■ SHORT TASK
Write out each line that follows exactly as it stands, without the pictures.

* BEGIN RECORDS FOR THE TASK *

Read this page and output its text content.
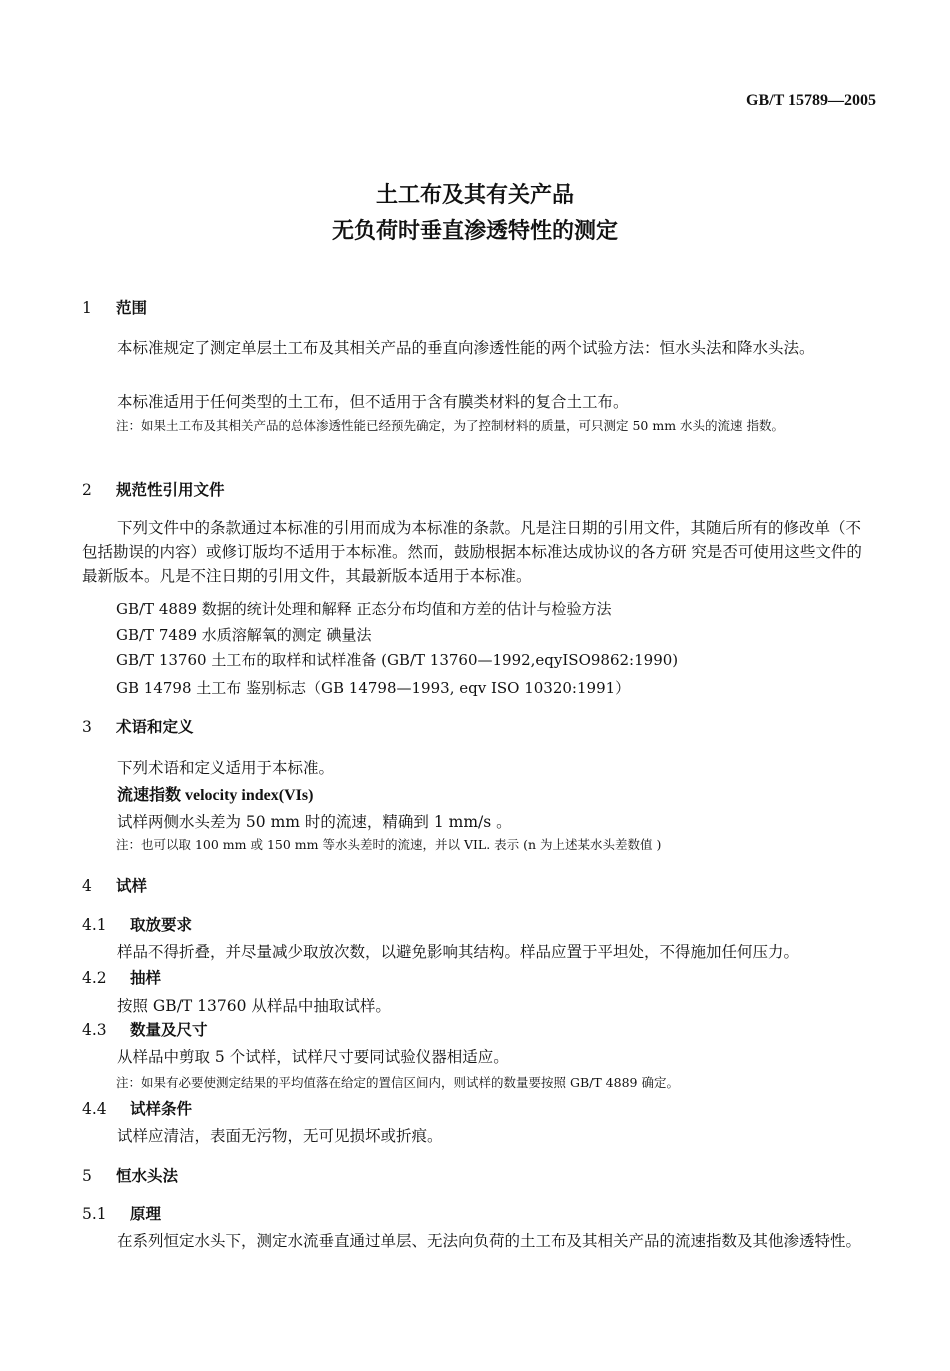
GB/T 15789—2005
土工布及其有关产品
无负荷时垂直渗透特性的测定
1 范围
本标准规定了测定单层土工布及其相关产品的垂直向渗透性能的两个试验方法：恒水头法和降水头法。
本标准适用于任何类型的土工布，但不适用于含有膜类材料的复合土工布。
注：如果土工布及其相关产品的总体渗透性能已经预先确定，为了控制材料的质量，可只测定 50 mm 水头的流速 指数。
2 规范性引用文件
下列文件中的条款通过本标准的引用而成为本标准的条款。凡是注日期的引用文件，其随后所有的修改单（不包括勘误的内容）或修订版均不适用于本标准。然而，鼓励根据本标准达成协议的各方研 究是否可使用这些文件的最新版本。凡是不注日期的引用文件，其最新版本适用于本标准。
GB/T 4889 数据的统计处理和解释 正态分布均值和方差的估计与检验方法
GB/T 7489 水质溶解氧的测定 碘量法
GB/T 13760 土工布的取样和试样准备 (GB/T 13760—1992,eqyISO9862:1990)
GB 14798 土工布 鉴别标志（GB 14798—1993, eqv ISO 10320:1991）
3 术语和定义
下列术语和定义适用于本标准。
流速指数 velocity index(VIs)
试样两侧水头差为 50 mm 时的流速，精确到 1 mm/s 。
注：也可以取 100 mm 或 150 mm 等水头差时的流速，并以 VIL. 表示 (n 为上述某水头差数值 )
4 试样
4.1 取放要求
样品不得折叠，并尽量减少取放次数，以避免影响其结构。样品应置于平坦处，不得施加任何压力。
4.2 抽样
按照 GB/T 13760 从样品中抽取试样。
4.3 数量及尺寸
从样品中剪取 5 个试样，试样尺寸要同试验仪器相适应。
注：如果有必要使测定结果的平均值落在给定的置信区间内，则试样的数量要按照 GB/T 4889 确定。
4.4 试样条件
试样应清洁，表面无污物，无可见损坏或折痕。
5 恒水头法
5.1 原理
在系列恒定水头下，测定水流垂直通过单层、无法向负荷的土工布及其相关产品的流速指数及其他渗透特性。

* END RECORDS FOR THE TASK *

■ FULL OUTPUT
Read this page and output its text content.
GB/T 15789—2005
土工布及其有关产品
无负荷时垂直渗透特性的测定
1 范围
本标准规定了测定单层土工布及其相关产品的垂直向渗透性能的两个试验方法：恒水头法和降水头法。
本标准适用于任何类型的土工布，但不适用于含有膜类材料的复合土工布。
注：如果土工布及其相关产品的总体渗透性能已经预先确定，为了控制材料的质量，可只测定 50 mm 水头的流速 指数。
2 规范性引用文件
下列文件中的条款通过本标准的引用而成为本标准的条款。凡是注日期的引用文件，其随后所有的修改单（不包括勘误的内容）或修订版均不适用于本标准。然而，鼓励根据本标准达成协议的各方研 究是否可使用这些文件的最新版本。凡是不注日期的引用文件，其最新版本适用于本标准。
GB/T 4889 数据的统计处理和解释 正态分布均值和方差的估计与检验方法
GB/T 7489 水质溶解氧的测定 碘量法
GB/T 13760 土工布的取样和试样准备 (GB/T 13760—1992,eqyISO9862:1990)
GB 14798 土工布 鉴别标志（GB 14798—1993, eqv ISO 10320:1991）
3 术语和定义
下列术语和定义适用于本标准。
流速指数 velocity index(VIs)
试样两侧水头差为 50 mm 时的流速，精确到 1 mm/s 。
注：也可以取 100 mm 或 150 mm 等水头差时的流速，并以 VIL. 表示 (n 为上述某水头差数值 )
4 试样
4.1 取放要求
样品不得折叠，并尽量减少取放次数，以避免影响其结构。样品应置于平坦处，不得施加任何压力。
4.2 抽样
按照 GB/T 13760 从样品中抽取试样。
4.3 数量及尺寸
从样品中剪取 5 个试样，试样尺寸要同试验仪器相适应。
注：如果有必要使测定结果的平均值落在给定的置信区间内，则试样的数量要按照 GB/T 4889 确定。
4.4 试样条件
试样应清洁，表面无污物，无可见损坏或折痕。
5 恒水头法
5.1 原理
在系列恒定水头下，测定水流垂直通过单层、无法向负荷的土工布及其相关产品的流速指数及其他渗透特性。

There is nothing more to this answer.